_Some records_
"""

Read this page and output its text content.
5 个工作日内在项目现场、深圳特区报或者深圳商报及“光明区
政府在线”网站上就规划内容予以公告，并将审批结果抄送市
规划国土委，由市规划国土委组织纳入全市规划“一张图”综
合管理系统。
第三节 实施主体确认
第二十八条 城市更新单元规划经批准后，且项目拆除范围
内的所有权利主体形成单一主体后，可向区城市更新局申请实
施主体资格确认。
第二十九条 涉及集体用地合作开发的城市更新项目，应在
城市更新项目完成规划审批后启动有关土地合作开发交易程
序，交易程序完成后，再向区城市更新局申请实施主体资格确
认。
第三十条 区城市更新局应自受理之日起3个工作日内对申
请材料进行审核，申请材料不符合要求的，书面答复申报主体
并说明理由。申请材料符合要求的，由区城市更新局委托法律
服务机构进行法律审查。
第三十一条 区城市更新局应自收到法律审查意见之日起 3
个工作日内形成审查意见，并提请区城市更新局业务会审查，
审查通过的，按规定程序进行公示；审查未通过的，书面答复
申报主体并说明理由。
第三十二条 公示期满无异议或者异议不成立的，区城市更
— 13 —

"""

_What you will do_
Repeat the entries shown above, every one, word for word.

_Expected output_
Read this page and output its text content.
5 个工作日内在项目现场、深圳特区报或者深圳商报及“光明区
政府在线”网站上就规划内容予以公告，并将审批结果抄送市
规划国土委，由市规划国土委组织纳入全市规划“一张图”综
合管理系统。
第三节 实施主体确认
第二十八条 城市更新单元规划经批准后，且项目拆除范围
内的所有权利主体形成单一主体后，可向区城市更新局申请实
施主体资格确认。
第二十九条 涉及集体用地合作开发的城市更新项目，应在
城市更新项目完成规划审批后启动有关土地合作开发交易程
序，交易程序完成后，再向区城市更新局申请实施主体资格确
认。
第三十条 区城市更新局应自受理之日起3个工作日内对申
请材料进行审核，申请材料不符合要求的，书面答复申报主体
并说明理由。申请材料符合要求的，由区城市更新局委托法律
服务机构进行法律审查。
第三十一条 区城市更新局应自收到法律审查意见之日起 3
个工作日内形成审查意见，并提请区城市更新局业务会审查，
审查通过的，按规定程序进行公示；审查未通过的，书面答复
申报主体并说明理由。
第三十二条 公示期满无异议或者异议不成立的，区城市更
— 13 —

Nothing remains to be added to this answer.